- EXERCISE
Restate each line word for word. Leave out every picture.

----

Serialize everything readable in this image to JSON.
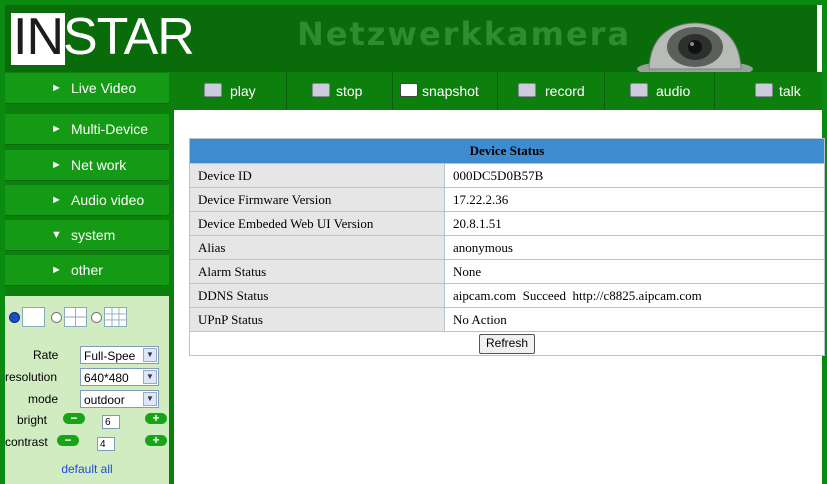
{
  "header": {
    "logo_prefix": "IN",
    "logo_suffix": "STAR",
    "title": "Netzwerkkamera"
  },
  "sidebar": {
    "items": [
      {
        "label": "Live Video",
        "arrow": "►"
      },
      {
        "label": "Multi-Device",
        "arrow": "►"
      },
      {
        "label": "Net work",
        "arrow": "►"
      },
      {
        "label": "Audio video",
        "arrow": "►"
      },
      {
        "label": "system",
        "arrow": "▼"
      },
      {
        "label": "other",
        "arrow": "►"
      }
    ]
  },
  "panel": {
    "layout_selected": 1,
    "rate_label": "Rate",
    "rate_value": "Full-Spee",
    "resolution_label": "resolution",
    "resolution_value": "640*480",
    "mode_label": "mode",
    "mode_value": "outdoor",
    "bright_label": "bright",
    "bright_value": "6",
    "contrast_label": "contrast",
    "contrast_value": "4",
    "minus": "−",
    "plus": "+",
    "default_all": "default all"
  },
  "toolbar": {
    "play": "play",
    "stop": "stop",
    "snapshot": "snapshot",
    "record": "record",
    "audio": "audio",
    "talk": "talk"
  },
  "status": {
    "title": "Device Status",
    "rows": [
      {
        "key": "Device ID",
        "value": "000DC5D0B57B"
      },
      {
        "key": "Device Firmware Version",
        "value": "17.22.2.36"
      },
      {
        "key": "Device Embeded Web UI Version",
        "value": "20.8.1.51"
      },
      {
        "key": "Alias",
        "value": "anonymous"
      },
      {
        "key": "Alarm Status",
        "value": "None"
      },
      {
        "key": "DDNS Status",
        "value": "aipcam.com  Succeed  http://c8825.aipcam.com"
      },
      {
        "key": "UPnP Status",
        "value": "No Action"
      }
    ],
    "refresh": "Refresh"
  },
  "colors": {
    "frame": "#0b8a12",
    "nav": "#149a14",
    "table_header": "#3f8bd0",
    "panel": "#d2ecc1"
  }
}
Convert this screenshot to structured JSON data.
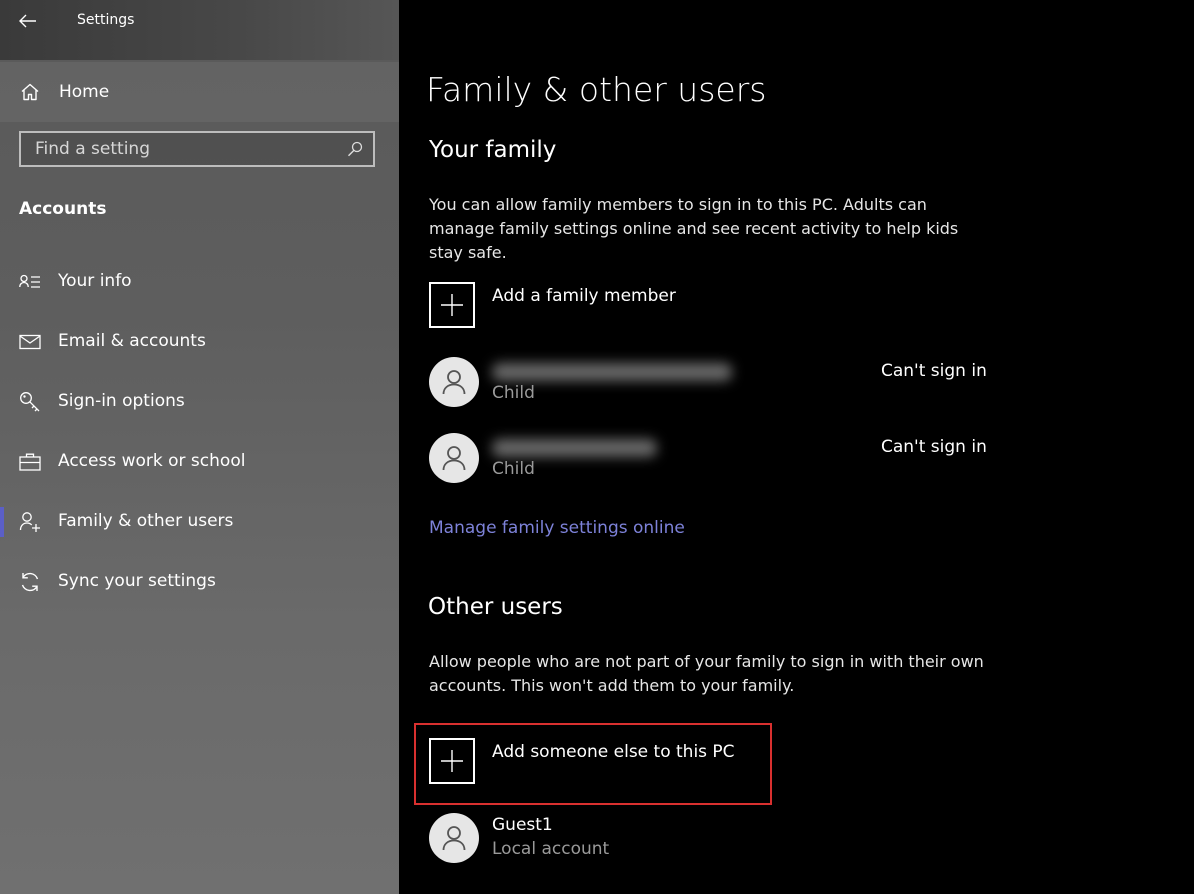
{
  "window": {
    "title": "Settings"
  },
  "sidebar": {
    "home_label": "Home",
    "search_placeholder": "Find a setting",
    "section_title": "Accounts",
    "items": [
      {
        "label": "Your info",
        "icon": "contact-card-icon"
      },
      {
        "label": "Email & accounts",
        "icon": "mail-icon"
      },
      {
        "label": "Sign-in options",
        "icon": "key-icon"
      },
      {
        "label": "Access work or school",
        "icon": "briefcase-icon"
      },
      {
        "label": "Family & other users",
        "icon": "add-person-icon",
        "active": true
      },
      {
        "label": "Sync your settings",
        "icon": "sync-icon"
      }
    ],
    "accent_color": "#5b5fc7"
  },
  "main": {
    "page_title": "Family & other users",
    "family": {
      "heading": "Your family",
      "description": "You can allow family members to sign in to this PC. Adults can manage family settings online and see recent activity to help kids stay safe.",
      "add_label": "Add a family member",
      "members": [
        {
          "role": "Child",
          "status": "Can't sign in"
        },
        {
          "role": "Child",
          "status": "Can't sign in"
        }
      ],
      "manage_link": "Manage family settings online"
    },
    "other": {
      "heading": "Other users",
      "description": "Allow people who are not part of your family to sign in with their own accounts. This won't add them to your family.",
      "add_label": "Add someone else to this PC",
      "users": [
        {
          "name": "Guest1",
          "type": "Local account"
        }
      ]
    },
    "highlight_color": "#d9302f",
    "link_color": "#7d82d9"
  }
}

----

- ANSWER FOR THE TASK
Serialize everything readable in this image to JSON.
{
  "header": {
    "logo_prefix": "IN",
    "logo_suffix": "STAR",
    "title": "Netzwerkkamera"
  },
  "sidebar": {
    "items": [
      {
        "label": "Live Video",
        "arrow": "►"
      },
      {
        "label": "Multi-Device",
        "arrow": "►"
      },
      {
        "label": "Net work",
        "arrow": "►"
      },
      {
        "label": "Audio video",
        "arrow": "►"
      },
      {
        "label": "system",
        "arrow": "▼"
      },
      {
        "label": "other",
        "arrow": "►"
      }
    ]
  },
  "panel": {
    "layout_selected": 1,
    "rate_label": "Rate",
    "rate_value": "Full-Spee",
    "resolution_label": "resolution",
    "resolution_value": "640*480",
    "mode_label": "mode",
    "mode_value": "outdoor",
    "bright_label": "bright",
    "bright_value": "6",
    "contrast_label": "contrast",
    "contrast_value": "4",
    "minus": "−",
    "plus": "+",
    "default_all": "default all"
  },
  "toolbar": {
    "play": "play",
    "stop": "stop",
    "snapshot": "snapshot",
    "record": "record",
    "audio": "audio",
    "talk": "talk"
  },
  "status": {
    "title": "Device Status",
    "rows": [
      {
        "key": "Device ID",
        "value": "000DC5D0B57B"
      },
      {
        "key": "Device Firmware Version",
        "value": "17.22.2.36"
      },
      {
        "key": "Device Embeded Web UI Version",
        "value": "20.8.1.51"
      },
      {
        "key": "Alias",
        "value": "anonymous"
      },
      {
        "key": "Alarm Status",
        "value": "None"
      },
      {
        "key": "DDNS Status",
        "value": "aipcam.com  Succeed  http://c8825.aipcam.com"
      },
      {
        "key": "UPnP Status",
        "value": "No Action"
      }
    ],
    "refresh": "Refresh"
  },
  "colors": {
    "frame": "#0b8a12",
    "nav": "#149a14",
    "table_header": "#3f8bd0",
    "panel": "#d2ecc1"
  }
}
Convert this screenshot to structured JSON data.
{
  "window": {
    "title": "Settings"
  },
  "sidebar": {
    "home_label": "Home",
    "search_placeholder": "Find a setting",
    "section_title": "Accounts",
    "items": [
      {
        "label": "Your info",
        "icon": "contact-card-icon"
      },
      {
        "label": "Email & accounts",
        "icon": "mail-icon"
      },
      {
        "label": "Sign-in options",
        "icon": "key-icon"
      },
      {
        "label": "Access work or school",
        "icon": "briefcase-icon"
      },
      {
        "label": "Family & other users",
        "icon": "add-person-icon",
        "active": true
      },
      {
        "label": "Sync your settings",
        "icon": "sync-icon"
      }
    ],
    "accent_color": "#5b5fc7"
  },
  "main": {
    "page_title": "Family & other users",
    "family": {
      "heading": "Your family",
      "description": "You can allow family members to sign in to this PC. Adults can manage family settings online and see recent activity to help kids stay safe.",
      "add_label": "Add a family member",
      "members": [
        {
          "role": "Child",
          "status": "Can't sign in"
        },
        {
          "role": "Child",
          "status": "Can't sign in"
        }
      ],
      "manage_link": "Manage family settings online"
    },
    "other": {
      "heading": "Other users",
      "description": "Allow people who are not part of your family to sign in with their own accounts. This won't add them to your family.",
      "add_label": "Add someone else to this PC",
      "users": [
        {
          "name": "Guest1",
          "type": "Local account"
        }
      ]
    },
    "highlight_color": "#d9302f",
    "link_color": "#7d82d9"
  }
}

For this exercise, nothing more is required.